__SET PROBLEM__. Set down all of the data exactly as it appears.

(Recorded data)
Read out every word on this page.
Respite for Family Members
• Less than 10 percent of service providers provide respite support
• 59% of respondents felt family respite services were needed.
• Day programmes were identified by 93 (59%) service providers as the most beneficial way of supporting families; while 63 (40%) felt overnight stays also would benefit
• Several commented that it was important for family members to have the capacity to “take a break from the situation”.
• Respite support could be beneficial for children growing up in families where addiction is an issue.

__ANSWER TO THE TASK__.
Read out every word on this page.
Respite for Family Members
• Less than 10 percent of service providers provide respite support
• 59% of respondents felt family respite services were needed.
• Day programmes were identified by 93 (59%) service providers as the most beneficial way of supporting families; while 63 (40%) felt overnight stays also would benefit
• Several commented that it was important for family members to have the capacity to “take a break from the situation”.
• Respite support could be beneficial for children growing up in families where addiction is an issue.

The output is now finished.